→ **TEXTABSCHNITT**:
Tonio Schachinger
Gewinner des Deutschen Buchpreises: Tonio Schachinger (31).
APA/dpa/Arne Dedert

Am Montagabend hat der 31-jährige Tonio Schachinger in Frankfurt den Deutschen Buchpreis gewonnen. Die literarische Qualität seines Siegertitels "Echtzeitalter" zweifelt niemand an, für manche kam der Sieg des Österreichers dennoch überraschend – ist der Preis doch in den letzten Jahren durchweg an Romane mit starken Bezügen zu aktuellen gesellschaftlichen Themen (nichtbinäre Geschlechtsidentität, sexuelle Gewalt, Migration) gegangen. So griffig lässt sich Schachingers Schulroman nicht her­unterbrechen. In Österreich jedenfalls ist die Freude über den Gewinner groß. "Es ist eine Auszeichnung für die gesamte österreichische Gegenwartsliteratur", freute sich Kulturstaatssekretärin Andrea Mayer (Grüne). In den nächsten Tagen stehen für Schachinger viele Termine an. DER STANDARD erreichte ihn am Dienstagnachmittag.

STANDARD: Sie haben mit Ihrem erst zweiten Roman nun den Deutschen Buchpreis gewonnen – wie groß ist die Überraschung, so früh in der Karriere?

Schachinger: Wenn man erst einmal auf der Shortlist ist, muss man die Möglichkeit schon in Betracht ziehen. Es war trotzdem überraschend.

STANDARD: In den letzten Jahren haben sehr debattentaugliche Bücher gewonnen, es ging um nichtbinäre Geschlechtsidentität oder Migration – hatten Sie angesichts der Konkurrenztitel heuer, wo es um die DDR ging oder Beziehungsgewalt, mit dem Erfolg gerechnet? Ihr Buch ist weniger klar für Debatten geeignet.

Schachinger: Ich bin Schriftsteller, ich versuche, gute Bücher zu schreiben. Wie sehr sie dann für Debatten geeignet sind oder nicht, darüber kann ich nicht nachdenken. In „Herkunft“ von Saša Stanišić steckt auch wesentlich mehr drin als das, was es zu einem debattentauglichen Buch macht. Ich nehme an, dass die Jury das ähnlich gesehen haben muss, sodass sie nicht die vordergründig debattentauglichen Titel gewinnen lassen wollten, sondern mein Buch.

STANDARD: Der Aspekt des Gamings und von Computerspielen wurde in der Jurybegründung zum Preis extra erwähnt. Spielen Sie selbst, oder haben Sie Gaming nur als Thema für das Buch entdeckt?

Schachinger: Ich habe schon mein ganzes Leben seit dem Game Boy Color Computerspiele gespielt, aber nicht in einem Ausmaß wie Till.

→ **AUFGABEN**:
(a) Ändern Sie im Artikel über Tonio Schachinger den Abschnitt von „Schachinger: Ich bin“ bis einschließlich „sondern mein Buch.“, indem Sie „Schriftsteller“ durch „Autor“ ersetzen.
(b) Warum kam der Sieg von Tonio Schachinger laut dem Artikel für manche überraschend?
Die Datensätze stammen aus einer anderen Quelle.

→ **DATENAUSZÜGE**:
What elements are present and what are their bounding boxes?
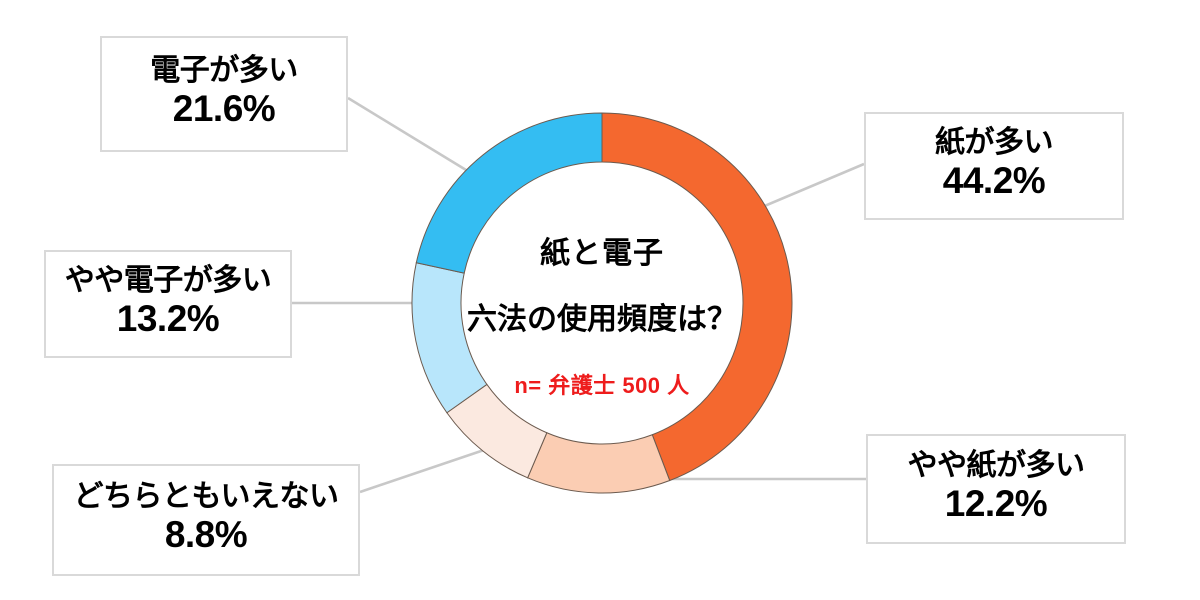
---
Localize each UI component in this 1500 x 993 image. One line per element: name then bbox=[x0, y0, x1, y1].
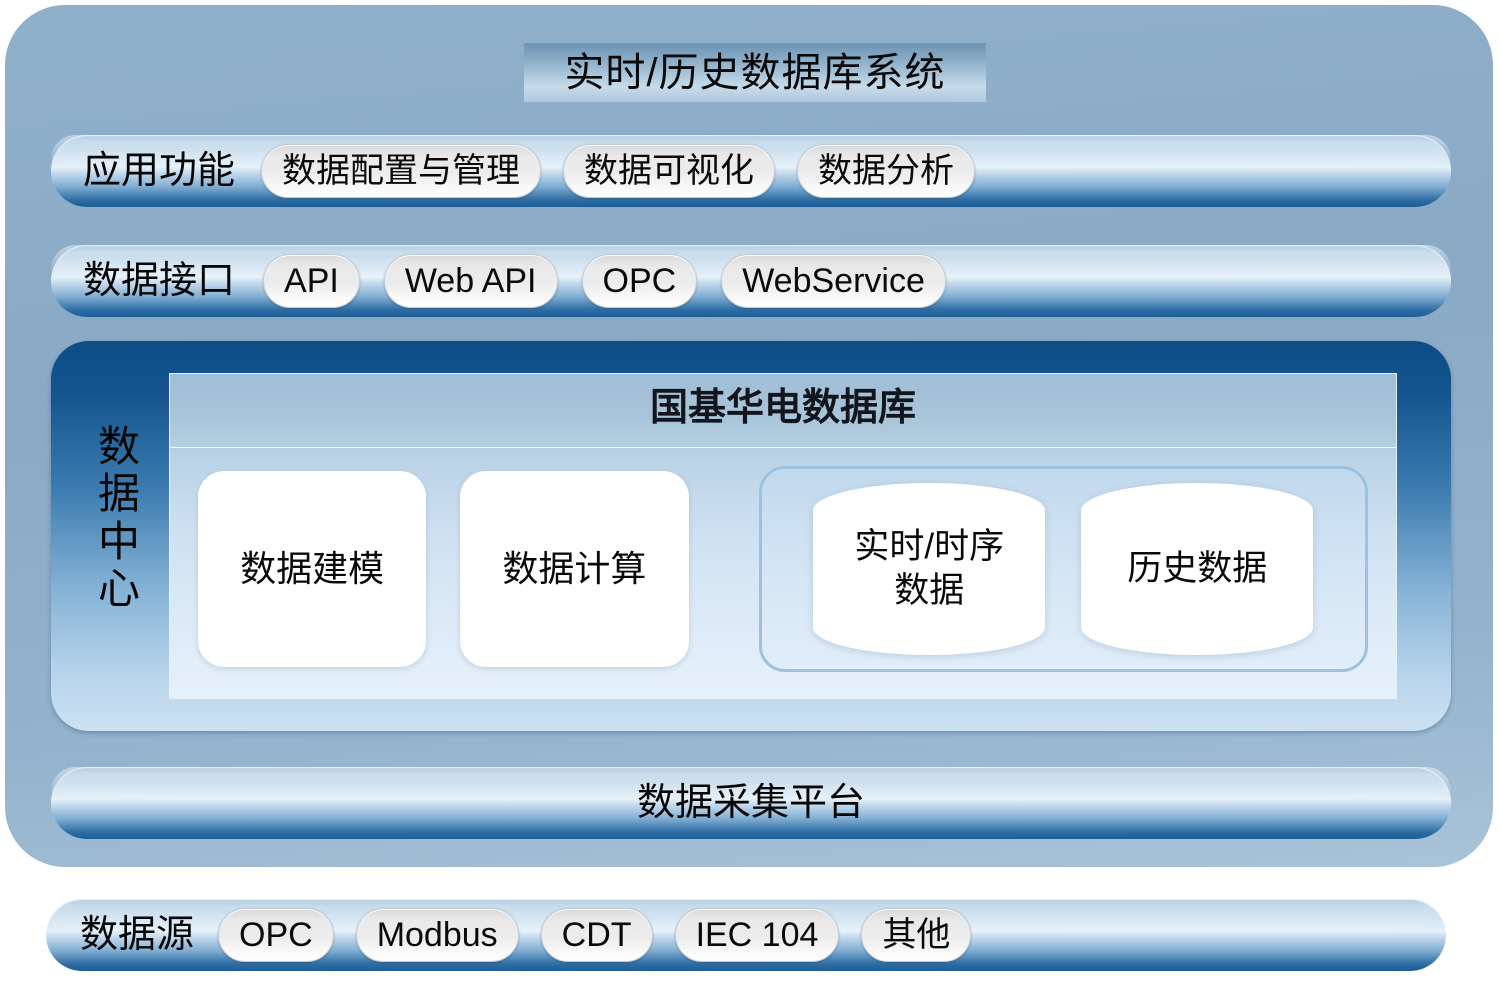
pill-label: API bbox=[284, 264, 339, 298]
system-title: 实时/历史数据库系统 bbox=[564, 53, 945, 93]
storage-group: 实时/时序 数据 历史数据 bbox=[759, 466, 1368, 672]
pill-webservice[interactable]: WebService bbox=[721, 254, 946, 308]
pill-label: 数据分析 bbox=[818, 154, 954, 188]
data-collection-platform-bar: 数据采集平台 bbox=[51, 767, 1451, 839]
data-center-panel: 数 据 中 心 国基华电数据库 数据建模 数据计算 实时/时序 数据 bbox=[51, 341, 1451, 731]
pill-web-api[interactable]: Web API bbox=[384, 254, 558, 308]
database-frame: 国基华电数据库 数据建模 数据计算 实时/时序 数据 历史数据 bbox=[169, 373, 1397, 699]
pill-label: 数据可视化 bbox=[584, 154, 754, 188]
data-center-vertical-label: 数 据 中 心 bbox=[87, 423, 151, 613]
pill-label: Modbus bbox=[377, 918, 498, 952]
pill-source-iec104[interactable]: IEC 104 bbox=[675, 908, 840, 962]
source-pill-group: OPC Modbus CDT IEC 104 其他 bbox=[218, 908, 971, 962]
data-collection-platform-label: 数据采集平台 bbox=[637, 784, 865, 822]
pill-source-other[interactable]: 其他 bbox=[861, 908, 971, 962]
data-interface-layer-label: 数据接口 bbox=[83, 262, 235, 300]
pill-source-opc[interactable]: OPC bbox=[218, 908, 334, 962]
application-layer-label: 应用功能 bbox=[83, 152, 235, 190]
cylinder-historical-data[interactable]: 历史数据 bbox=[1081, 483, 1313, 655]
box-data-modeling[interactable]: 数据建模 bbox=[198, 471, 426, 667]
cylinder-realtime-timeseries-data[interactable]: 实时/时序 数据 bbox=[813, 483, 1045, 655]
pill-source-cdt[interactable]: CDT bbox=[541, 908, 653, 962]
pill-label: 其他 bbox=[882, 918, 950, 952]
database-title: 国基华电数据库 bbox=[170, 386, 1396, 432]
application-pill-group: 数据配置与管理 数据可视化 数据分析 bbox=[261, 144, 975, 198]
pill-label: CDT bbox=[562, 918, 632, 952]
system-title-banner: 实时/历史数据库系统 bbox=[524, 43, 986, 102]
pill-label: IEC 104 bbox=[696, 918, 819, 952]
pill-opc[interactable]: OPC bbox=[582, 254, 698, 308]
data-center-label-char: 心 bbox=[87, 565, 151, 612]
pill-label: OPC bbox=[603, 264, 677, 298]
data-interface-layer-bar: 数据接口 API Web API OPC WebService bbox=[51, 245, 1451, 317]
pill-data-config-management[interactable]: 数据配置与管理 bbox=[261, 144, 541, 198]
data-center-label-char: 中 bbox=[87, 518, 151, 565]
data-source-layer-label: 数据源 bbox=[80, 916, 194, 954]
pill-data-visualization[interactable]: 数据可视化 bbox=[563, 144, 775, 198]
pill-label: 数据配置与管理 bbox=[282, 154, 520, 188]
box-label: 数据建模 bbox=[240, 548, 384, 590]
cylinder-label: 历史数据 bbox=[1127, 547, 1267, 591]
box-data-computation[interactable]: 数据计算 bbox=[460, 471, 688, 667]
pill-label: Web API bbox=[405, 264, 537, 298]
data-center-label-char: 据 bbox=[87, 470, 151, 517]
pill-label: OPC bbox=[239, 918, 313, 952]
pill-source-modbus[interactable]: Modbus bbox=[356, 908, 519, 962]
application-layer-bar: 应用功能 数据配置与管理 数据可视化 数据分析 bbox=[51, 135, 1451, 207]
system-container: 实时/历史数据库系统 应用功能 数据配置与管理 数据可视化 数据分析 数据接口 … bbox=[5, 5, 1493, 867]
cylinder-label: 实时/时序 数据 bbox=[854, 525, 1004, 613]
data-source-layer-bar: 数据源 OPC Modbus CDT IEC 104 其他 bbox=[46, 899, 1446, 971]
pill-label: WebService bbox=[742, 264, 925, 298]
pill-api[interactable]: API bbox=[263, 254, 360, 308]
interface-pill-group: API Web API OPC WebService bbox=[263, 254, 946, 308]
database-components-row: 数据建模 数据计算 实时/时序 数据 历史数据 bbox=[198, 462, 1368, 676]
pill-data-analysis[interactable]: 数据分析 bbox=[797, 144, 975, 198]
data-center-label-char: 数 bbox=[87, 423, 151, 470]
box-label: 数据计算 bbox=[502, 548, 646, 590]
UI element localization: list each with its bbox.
==
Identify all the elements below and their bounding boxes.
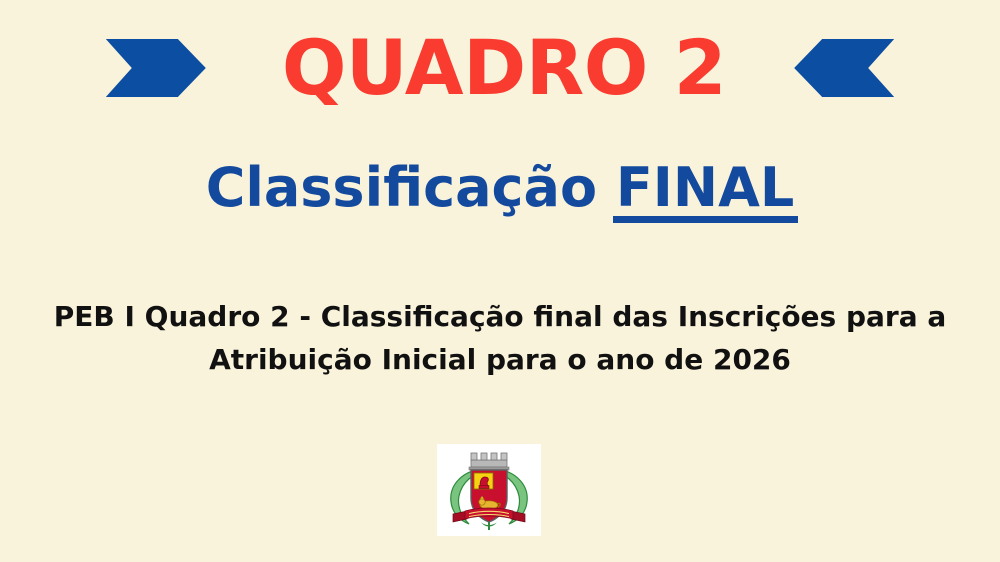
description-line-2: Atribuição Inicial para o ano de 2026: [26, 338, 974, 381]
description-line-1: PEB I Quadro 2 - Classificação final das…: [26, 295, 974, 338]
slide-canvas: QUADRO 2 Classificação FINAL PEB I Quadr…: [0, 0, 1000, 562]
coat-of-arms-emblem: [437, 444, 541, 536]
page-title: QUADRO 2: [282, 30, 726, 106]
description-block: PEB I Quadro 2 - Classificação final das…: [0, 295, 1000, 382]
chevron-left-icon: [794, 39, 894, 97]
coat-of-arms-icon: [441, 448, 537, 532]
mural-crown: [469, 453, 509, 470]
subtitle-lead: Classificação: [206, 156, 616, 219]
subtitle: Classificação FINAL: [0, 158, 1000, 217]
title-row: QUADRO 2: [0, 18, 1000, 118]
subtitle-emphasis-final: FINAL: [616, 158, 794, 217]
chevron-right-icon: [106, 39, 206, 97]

→ **LÖSUNGEN**:
(a)
Schachinger: Ich bin Autor, ich versuche, gute Bücher zu schreiben. Wie sehr sie dann für Debatten geeignet sind oder nicht, darüber kann ich nicht nachdenken. In „Herkunft“ von Saša Stanišić steckt auch wesentlich mehr drin als das, was es zu einem debattentauglichen Buch macht. Ich nehme an, dass die Jury das ähnlich gesehen haben muss, sodass sie nicht die vordergründig debattentauglichen Titel gewinnen lassen wollten, sondern mein Buch.

(b) Der Preis ging in den letzten Jahren durchweg an Romane mit starken Bezügen zu aktuellen gesellschaftlichen Themen wie nichtbinärer Geschlechtsidentität, sexueller Gewalt oder Migration. Schachingers Schulroman „Echtzeitalter“ lässt sich dagegen nicht so griffig herunterbrechen.